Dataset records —

start

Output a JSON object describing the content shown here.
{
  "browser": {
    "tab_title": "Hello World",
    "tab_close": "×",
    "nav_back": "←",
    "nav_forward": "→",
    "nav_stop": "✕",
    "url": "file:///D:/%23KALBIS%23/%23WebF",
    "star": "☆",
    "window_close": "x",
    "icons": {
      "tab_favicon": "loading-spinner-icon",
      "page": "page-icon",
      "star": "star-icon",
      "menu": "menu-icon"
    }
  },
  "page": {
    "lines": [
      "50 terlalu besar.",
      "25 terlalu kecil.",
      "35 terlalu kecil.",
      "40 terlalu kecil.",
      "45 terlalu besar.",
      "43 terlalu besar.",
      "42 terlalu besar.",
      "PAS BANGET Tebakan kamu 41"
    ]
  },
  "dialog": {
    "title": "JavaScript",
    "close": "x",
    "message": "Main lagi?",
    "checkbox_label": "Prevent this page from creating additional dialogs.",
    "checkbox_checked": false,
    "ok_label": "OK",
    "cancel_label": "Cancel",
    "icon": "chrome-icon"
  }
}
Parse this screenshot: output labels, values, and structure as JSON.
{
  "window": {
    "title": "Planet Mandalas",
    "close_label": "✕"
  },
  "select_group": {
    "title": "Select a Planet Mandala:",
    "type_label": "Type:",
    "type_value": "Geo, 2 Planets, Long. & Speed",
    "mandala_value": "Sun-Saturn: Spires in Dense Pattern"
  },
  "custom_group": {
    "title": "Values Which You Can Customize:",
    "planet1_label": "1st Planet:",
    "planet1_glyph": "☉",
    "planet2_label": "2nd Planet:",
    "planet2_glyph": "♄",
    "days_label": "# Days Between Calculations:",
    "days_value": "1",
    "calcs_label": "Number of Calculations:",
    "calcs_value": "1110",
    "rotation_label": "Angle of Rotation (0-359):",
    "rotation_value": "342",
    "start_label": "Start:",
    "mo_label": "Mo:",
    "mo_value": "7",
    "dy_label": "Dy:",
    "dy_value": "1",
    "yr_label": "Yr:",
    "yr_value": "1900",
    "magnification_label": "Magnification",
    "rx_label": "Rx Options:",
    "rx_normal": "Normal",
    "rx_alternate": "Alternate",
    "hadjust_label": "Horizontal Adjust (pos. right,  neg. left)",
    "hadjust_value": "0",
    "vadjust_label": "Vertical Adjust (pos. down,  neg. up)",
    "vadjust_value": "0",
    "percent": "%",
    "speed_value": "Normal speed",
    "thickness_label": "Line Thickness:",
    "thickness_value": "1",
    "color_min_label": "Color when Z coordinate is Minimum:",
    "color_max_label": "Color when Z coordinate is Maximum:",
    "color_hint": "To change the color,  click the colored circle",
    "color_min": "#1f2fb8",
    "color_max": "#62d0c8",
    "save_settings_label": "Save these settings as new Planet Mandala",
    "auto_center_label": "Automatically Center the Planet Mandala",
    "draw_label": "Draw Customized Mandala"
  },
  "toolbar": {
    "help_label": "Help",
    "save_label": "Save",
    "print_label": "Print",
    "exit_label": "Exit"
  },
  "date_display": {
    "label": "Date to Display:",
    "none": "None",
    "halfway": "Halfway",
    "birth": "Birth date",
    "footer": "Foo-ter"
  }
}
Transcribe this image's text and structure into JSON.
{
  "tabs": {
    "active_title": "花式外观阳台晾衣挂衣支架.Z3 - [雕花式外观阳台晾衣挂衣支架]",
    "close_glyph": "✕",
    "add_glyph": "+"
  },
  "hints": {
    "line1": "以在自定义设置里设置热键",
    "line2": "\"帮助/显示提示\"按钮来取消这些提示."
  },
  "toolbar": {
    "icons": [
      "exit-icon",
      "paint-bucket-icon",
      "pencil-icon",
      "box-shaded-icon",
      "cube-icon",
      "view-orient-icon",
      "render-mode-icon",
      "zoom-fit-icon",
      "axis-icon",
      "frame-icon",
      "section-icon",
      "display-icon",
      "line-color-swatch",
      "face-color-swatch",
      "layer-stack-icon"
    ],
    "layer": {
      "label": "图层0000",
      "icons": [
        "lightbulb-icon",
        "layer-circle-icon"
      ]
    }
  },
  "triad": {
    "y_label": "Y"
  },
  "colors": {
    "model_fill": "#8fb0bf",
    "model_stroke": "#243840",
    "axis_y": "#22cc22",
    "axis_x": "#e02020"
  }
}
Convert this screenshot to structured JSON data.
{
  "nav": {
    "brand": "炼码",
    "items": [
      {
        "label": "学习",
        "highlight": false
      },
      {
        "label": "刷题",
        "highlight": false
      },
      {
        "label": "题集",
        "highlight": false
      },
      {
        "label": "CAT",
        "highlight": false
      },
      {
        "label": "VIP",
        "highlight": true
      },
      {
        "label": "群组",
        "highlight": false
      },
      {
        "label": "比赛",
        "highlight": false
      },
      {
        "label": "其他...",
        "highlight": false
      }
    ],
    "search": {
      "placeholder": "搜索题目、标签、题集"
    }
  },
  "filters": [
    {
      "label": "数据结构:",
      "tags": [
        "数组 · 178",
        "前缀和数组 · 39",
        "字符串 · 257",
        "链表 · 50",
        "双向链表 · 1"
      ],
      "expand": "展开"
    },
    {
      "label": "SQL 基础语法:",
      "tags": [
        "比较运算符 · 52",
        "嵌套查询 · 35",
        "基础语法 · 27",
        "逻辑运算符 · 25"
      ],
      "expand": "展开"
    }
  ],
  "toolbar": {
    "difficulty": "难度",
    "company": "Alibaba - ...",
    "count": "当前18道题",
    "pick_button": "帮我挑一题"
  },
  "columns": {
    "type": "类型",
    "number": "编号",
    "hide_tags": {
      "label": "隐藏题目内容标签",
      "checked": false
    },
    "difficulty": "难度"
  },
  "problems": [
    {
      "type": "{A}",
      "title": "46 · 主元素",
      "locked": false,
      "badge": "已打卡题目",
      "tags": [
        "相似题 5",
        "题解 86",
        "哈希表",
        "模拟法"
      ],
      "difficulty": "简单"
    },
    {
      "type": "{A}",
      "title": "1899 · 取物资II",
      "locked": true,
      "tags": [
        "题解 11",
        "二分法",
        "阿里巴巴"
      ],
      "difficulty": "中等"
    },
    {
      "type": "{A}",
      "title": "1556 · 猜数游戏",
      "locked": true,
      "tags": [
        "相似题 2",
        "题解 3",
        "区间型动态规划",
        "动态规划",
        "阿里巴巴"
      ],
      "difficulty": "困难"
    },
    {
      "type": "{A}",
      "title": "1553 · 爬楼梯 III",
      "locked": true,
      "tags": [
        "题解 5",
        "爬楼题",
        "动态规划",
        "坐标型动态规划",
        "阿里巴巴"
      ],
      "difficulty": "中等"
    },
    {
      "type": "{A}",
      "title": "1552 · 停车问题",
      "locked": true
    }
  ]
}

end

What to do — Return the material in full, exactly as shown.

Final result —
Output a JSON object describing the content shown here.
{
  "browser": {
    "tab_title": "Hello World",
    "tab_close": "×",
    "nav_back": "←",
    "nav_forward": "→",
    "nav_stop": "✕",
    "url": "file:///D:/%23KALBIS%23/%23WebF",
    "star": "☆",
    "window_close": "x",
    "icons": {
      "tab_favicon": "loading-spinner-icon",
      "page": "page-icon",
      "star": "star-icon",
      "menu": "menu-icon"
    }
  },
  "page": {
    "lines": [
      "50 terlalu besar.",
      "25 terlalu kecil.",
      "35 terlalu kecil.",
      "40 terlalu kecil.",
      "45 terlalu besar.",
      "43 terlalu besar.",
      "42 terlalu besar.",
      "PAS BANGET Tebakan kamu 41"
    ]
  },
  "dialog": {
    "title": "JavaScript",
    "close": "x",
    "message": "Main lagi?",
    "checkbox_label": "Prevent this page from creating additional dialogs.",
    "checkbox_checked": false,
    "ok_label": "OK",
    "cancel_label": "Cancel",
    "icon": "chrome-icon"
  }
}
Parse this screenshot: output labels, values, and structure as JSON.
{
  "window": {
    "title": "Planet Mandalas",
    "close_label": "✕"
  },
  "select_group": {
    "title": "Select a Planet Mandala:",
    "type_label": "Type:",
    "type_value": "Geo, 2 Planets, Long. & Speed",
    "mandala_value": "Sun-Saturn: Spires in Dense Pattern"
  },
  "custom_group": {
    "title": "Values Which You Can Customize:",
    "planet1_label": "1st Planet:",
    "planet1_glyph": "☉",
    "planet2_label": "2nd Planet:",
    "planet2_glyph": "♄",
    "days_label": "# Days Between Calculations:",
    "days_value": "1",
    "calcs_label": "Number of Calculations:",
    "calcs_value": "1110",
    "rotation_label": "Angle of Rotation (0-359):",
    "rotation_value": "342",
    "start_label": "Start:",
    "mo_label": "Mo:",
    "mo_value": "7",
    "dy_label": "Dy:",
    "dy_value": "1",
    "yr_label": "Yr:",
    "yr_value": "1900",
    "magnification_label": "Magnification",
    "rx_label": "Rx Options:",
    "rx_normal": "Normal",
    "rx_alternate": "Alternate",
    "hadjust_label": "Horizontal Adjust (pos. right,  neg. left)",
    "hadjust_value": "0",
    "vadjust_label": "Vertical Adjust (pos. down,  neg. up)",
    "vadjust_value": "0",
    "percent": "%",
    "speed_value": "Normal speed",
    "thickness_label": "Line Thickness:",
    "thickness_value": "1",
    "color_min_label": "Color when Z coordinate is Minimum:",
    "color_max_label": "Color when Z coordinate is Maximum:",
    "color_hint": "To change the color,  click the colored circle",
    "color_min": "#1f2fb8",
    "color_max": "#62d0c8",
    "save_settings_label": "Save these settings as new Planet Mandala",
    "auto_center_label": "Automatically Center the Planet Mandala",
    "draw_label": "Draw Customized Mandala"
  },
  "toolbar": {
    "help_label": "Help",
    "save_label": "Save",
    "print_label": "Print",
    "exit_label": "Exit"
  },
  "date_display": {
    "label": "Date to Display:",
    "none": "None",
    "halfway": "Halfway",
    "birth": "Birth date",
    "footer": "Foo-ter"
  }
}
Transcribe this image's text and structure into JSON.
{
  "tabs": {
    "active_title": "花式外观阳台晾衣挂衣支架.Z3 - [雕花式外观阳台晾衣挂衣支架]",
    "close_glyph": "✕",
    "add_glyph": "+"
  },
  "hints": {
    "line1": "以在自定义设置里设置热键",
    "line2": "\"帮助/显示提示\"按钮来取消这些提示."
  },
  "toolbar": {
    "icons": [
      "exit-icon",
      "paint-bucket-icon",
      "pencil-icon",
      "box-shaded-icon",
      "cube-icon",
      "view-orient-icon",
      "render-mode-icon",
      "zoom-fit-icon",
      "axis-icon",
      "frame-icon",
      "section-icon",
      "display-icon",
      "line-color-swatch",
      "face-color-swatch",
      "layer-stack-icon"
    ],
    "layer": {
      "label": "图层0000",
      "icons": [
        "lightbulb-icon",
        "layer-circle-icon"
      ]
    }
  },
  "triad": {
    "y_label": "Y"
  },
  "colors": {
    "model_fill": "#8fb0bf",
    "model_stroke": "#243840",
    "axis_y": "#22cc22",
    "axis_x": "#e02020"
  }
}
Convert this screenshot to structured JSON data.
{
  "nav": {
    "brand": "炼码",
    "items": [
      {
        "label": "学习",
        "highlight": false
      },
      {
        "label": "刷题",
        "highlight": false
      },
      {
        "label": "题集",
        "highlight": false
      },
      {
        "label": "CAT",
        "highlight": false
      },
      {
        "label": "VIP",
        "highlight": true
      },
      {
        "label": "群组",
        "highlight": false
      },
      {
        "label": "比赛",
        "highlight": false
      },
      {
        "label": "其他...",
        "highlight": false
      }
    ],
    "search": {
      "placeholder": "搜索题目、标签、题集"
    }
  },
  "filters": [
    {
      "label": "数据结构:",
      "tags": [
        "数组 · 178",
        "前缀和数组 · 39",
        "字符串 · 257",
        "链表 · 50",
        "双向链表 · 1"
      ],
      "expand": "展开"
    },
    {
      "label": "SQL 基础语法:",
      "tags": [
        "比较运算符 · 52",
        "嵌套查询 · 35",
        "基础语法 · 27",
        "逻辑运算符 · 25"
      ],
      "expand": "展开"
    }
  ],
  "toolbar": {
    "difficulty": "难度",
    "company": "Alibaba - ...",
    "count": "当前18道题",
    "pick_button": "帮我挑一题"
  },
  "columns": {
    "type": "类型",
    "number": "编号",
    "hide_tags": {
      "label": "隐藏题目内容标签",
      "checked": false
    },
    "difficulty": "难度"
  },
  "problems": [
    {
      "type": "{A}",
      "title": "46 · 主元素",
      "locked": false,
      "badge": "已打卡题目",
      "tags": [
        "相似题 5",
        "题解 86",
        "哈希表",
        "模拟法"
      ],
      "difficulty": "简单"
    },
    {
      "type": "{A}",
      "title": "1899 · 取物资II",
      "locked": true,
      "tags": [
        "题解 11",
        "二分法",
        "阿里巴巴"
      ],
      "difficulty": "中等"
    },
    {
      "type": "{A}",
      "title": "1556 · 猜数游戏",
      "locked": true,
      "tags": [
        "相似题 2",
        "题解 3",
        "区间型动态规划",
        "动态规划",
        "阿里巴巴"
      ],
      "difficulty": "困难"
    },
    {
      "type": "{A}",
      "title": "1553 · 爬楼梯 III",
      "locked": true,
      "tags": [
        "题解 5",
        "爬楼题",
        "动态规划",
        "坐标型动态规划",
        "阿里巴巴"
      ],
      "difficulty": "中等"
    },
    {
      "type": "{A}",
      "title": "1552 · 停车问题",
      "locked": true
    }
  ]
}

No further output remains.